-- START Rows --

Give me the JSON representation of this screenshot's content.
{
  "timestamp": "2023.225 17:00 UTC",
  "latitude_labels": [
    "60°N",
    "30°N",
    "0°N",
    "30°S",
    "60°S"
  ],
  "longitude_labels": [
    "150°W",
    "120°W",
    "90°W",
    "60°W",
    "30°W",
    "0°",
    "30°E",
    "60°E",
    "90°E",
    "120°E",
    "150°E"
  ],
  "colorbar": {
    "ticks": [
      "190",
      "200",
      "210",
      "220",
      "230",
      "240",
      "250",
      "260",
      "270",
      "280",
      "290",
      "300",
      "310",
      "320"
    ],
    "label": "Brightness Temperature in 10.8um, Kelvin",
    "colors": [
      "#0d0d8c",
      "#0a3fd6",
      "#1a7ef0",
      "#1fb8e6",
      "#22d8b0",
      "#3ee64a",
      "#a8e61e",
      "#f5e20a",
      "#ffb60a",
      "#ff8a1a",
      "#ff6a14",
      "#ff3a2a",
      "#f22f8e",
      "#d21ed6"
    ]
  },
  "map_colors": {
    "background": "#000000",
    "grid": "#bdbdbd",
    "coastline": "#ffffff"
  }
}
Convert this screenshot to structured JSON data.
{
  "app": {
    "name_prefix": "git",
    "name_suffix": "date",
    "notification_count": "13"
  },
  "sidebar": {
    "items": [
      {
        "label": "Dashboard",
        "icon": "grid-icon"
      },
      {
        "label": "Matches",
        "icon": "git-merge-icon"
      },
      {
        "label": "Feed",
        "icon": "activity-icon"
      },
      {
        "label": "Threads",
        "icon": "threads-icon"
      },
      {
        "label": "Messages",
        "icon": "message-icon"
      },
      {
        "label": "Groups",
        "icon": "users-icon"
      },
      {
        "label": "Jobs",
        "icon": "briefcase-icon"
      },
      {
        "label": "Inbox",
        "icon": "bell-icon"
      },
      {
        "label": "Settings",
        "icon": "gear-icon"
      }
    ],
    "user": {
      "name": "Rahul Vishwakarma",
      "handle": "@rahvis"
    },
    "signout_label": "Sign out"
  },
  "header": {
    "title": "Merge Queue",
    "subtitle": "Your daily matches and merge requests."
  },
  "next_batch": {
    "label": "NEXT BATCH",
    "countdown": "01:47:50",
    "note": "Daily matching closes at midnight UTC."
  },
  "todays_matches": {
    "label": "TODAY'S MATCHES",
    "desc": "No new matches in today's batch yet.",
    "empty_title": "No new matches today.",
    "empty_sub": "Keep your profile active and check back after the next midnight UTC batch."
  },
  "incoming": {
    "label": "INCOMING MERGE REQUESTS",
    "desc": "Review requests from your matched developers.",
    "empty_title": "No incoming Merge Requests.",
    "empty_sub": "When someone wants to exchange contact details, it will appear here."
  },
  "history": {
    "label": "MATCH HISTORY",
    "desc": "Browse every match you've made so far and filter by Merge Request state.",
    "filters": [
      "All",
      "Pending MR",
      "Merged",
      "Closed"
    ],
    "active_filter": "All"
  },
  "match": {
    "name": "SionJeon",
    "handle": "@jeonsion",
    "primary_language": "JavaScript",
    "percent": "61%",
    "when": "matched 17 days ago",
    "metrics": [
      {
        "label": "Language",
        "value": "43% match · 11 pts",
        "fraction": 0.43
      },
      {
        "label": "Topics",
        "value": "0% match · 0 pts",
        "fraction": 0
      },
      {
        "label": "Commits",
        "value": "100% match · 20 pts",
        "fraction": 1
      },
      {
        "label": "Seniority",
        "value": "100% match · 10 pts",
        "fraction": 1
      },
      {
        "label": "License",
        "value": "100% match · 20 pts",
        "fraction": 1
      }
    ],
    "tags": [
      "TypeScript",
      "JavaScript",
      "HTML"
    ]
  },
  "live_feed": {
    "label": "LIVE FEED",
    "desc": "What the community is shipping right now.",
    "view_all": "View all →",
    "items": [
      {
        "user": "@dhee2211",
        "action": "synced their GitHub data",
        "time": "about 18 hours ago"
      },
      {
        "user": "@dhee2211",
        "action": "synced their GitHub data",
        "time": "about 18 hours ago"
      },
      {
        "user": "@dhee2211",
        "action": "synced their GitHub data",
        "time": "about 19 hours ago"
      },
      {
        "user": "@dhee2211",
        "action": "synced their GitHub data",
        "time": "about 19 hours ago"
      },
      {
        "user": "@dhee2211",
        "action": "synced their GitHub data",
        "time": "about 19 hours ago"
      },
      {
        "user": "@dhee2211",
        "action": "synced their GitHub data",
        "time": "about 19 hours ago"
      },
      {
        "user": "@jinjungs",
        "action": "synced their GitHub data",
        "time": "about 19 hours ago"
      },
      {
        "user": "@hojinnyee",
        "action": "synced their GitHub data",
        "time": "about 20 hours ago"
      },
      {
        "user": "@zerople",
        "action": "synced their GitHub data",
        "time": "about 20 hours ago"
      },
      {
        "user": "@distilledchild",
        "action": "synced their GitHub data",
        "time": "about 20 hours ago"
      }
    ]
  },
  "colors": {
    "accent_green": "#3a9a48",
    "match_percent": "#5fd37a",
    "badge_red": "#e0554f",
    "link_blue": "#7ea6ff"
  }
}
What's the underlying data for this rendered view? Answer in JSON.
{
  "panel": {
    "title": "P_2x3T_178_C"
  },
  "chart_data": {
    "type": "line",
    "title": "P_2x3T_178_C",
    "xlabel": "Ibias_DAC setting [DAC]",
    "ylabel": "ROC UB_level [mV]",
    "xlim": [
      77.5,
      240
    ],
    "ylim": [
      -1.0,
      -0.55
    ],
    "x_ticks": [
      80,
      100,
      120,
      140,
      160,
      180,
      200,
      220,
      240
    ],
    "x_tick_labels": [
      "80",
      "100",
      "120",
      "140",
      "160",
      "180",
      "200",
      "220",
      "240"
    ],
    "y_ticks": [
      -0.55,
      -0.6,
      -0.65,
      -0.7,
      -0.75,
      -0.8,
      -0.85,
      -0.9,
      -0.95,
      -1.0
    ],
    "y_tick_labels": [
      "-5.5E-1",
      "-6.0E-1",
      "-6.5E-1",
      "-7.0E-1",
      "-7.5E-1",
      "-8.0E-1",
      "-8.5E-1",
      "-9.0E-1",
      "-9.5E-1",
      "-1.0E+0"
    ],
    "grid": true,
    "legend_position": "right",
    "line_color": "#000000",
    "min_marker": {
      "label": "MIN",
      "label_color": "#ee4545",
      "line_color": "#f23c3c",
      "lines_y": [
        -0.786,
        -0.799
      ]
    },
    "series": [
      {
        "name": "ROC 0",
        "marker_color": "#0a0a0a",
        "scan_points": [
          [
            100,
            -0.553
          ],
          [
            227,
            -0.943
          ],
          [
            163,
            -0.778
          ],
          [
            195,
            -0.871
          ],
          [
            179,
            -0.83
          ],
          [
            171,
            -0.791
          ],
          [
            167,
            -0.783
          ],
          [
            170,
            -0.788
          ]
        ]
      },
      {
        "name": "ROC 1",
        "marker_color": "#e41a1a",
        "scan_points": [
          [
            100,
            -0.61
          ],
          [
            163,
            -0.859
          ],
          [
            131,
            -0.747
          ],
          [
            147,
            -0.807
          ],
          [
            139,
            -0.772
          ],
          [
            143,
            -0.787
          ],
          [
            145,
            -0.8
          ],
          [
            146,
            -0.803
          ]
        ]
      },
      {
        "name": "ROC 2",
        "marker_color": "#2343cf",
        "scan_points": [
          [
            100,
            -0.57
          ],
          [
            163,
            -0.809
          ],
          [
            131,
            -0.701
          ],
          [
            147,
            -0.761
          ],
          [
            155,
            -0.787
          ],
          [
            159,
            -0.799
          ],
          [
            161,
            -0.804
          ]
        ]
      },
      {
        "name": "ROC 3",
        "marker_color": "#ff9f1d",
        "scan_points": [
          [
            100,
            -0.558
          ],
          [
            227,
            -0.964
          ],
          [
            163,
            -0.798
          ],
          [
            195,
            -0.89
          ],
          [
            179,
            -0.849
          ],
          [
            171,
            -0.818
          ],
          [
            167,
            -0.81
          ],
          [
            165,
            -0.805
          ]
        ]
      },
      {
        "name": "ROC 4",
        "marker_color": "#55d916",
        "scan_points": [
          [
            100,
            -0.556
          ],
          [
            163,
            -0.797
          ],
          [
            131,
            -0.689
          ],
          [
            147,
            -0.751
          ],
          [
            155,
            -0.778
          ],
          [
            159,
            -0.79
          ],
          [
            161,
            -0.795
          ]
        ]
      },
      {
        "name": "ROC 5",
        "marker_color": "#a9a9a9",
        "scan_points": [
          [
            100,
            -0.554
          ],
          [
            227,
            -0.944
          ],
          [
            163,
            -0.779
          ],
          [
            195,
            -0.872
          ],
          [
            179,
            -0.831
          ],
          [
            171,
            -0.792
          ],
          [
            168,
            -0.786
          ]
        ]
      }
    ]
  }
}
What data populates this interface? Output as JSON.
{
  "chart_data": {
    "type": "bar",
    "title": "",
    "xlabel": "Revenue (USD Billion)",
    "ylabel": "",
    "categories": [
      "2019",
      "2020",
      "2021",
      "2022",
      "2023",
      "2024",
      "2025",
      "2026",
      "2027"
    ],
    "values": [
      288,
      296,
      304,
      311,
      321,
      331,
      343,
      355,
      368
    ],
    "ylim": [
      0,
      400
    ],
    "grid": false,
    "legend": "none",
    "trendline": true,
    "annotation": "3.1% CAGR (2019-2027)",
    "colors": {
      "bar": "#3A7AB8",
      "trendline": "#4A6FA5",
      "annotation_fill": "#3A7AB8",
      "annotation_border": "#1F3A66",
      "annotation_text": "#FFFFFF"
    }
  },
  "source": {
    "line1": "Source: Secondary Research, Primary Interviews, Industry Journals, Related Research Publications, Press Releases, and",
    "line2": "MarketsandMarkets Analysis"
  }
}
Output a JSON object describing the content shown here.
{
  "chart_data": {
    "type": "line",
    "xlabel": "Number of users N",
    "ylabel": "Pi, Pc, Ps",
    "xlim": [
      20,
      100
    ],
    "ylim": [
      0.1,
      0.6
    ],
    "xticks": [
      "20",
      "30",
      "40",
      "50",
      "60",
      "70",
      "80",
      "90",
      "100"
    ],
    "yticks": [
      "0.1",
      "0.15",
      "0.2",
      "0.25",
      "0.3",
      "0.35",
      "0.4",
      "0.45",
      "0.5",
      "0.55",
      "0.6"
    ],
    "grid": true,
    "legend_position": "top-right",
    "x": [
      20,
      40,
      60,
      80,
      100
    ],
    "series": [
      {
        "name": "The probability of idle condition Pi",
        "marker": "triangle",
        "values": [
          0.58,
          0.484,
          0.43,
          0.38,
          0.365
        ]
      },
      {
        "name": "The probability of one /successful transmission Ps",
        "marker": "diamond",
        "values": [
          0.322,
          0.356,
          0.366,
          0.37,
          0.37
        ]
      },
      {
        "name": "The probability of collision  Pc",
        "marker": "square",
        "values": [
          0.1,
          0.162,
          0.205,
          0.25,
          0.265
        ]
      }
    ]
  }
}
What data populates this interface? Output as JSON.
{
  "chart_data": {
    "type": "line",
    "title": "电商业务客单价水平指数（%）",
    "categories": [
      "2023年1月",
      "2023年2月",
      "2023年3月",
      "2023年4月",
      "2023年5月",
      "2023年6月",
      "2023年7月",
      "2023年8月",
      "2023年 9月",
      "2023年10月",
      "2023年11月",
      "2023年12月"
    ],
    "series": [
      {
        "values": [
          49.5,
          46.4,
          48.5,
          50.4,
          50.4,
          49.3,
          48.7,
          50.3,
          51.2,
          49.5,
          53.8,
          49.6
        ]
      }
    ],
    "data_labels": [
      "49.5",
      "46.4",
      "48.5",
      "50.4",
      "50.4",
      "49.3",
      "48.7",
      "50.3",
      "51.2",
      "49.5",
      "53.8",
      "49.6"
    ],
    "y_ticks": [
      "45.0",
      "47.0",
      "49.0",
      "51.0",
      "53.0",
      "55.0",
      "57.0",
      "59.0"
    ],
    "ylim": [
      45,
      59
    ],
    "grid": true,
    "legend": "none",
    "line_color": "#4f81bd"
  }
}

-- END Rows --

◆ Written exercise
Return each full line of the entries that contains the word "this".

◆ Result
Give me the JSON representation of this screenshot's content.
Convert this screenshot to structured JSON data.
What's the underlying data for this rendered view? Answer in JSON.
What data populates this interface? Output as JSON.
What data populates this interface? Output as JSON.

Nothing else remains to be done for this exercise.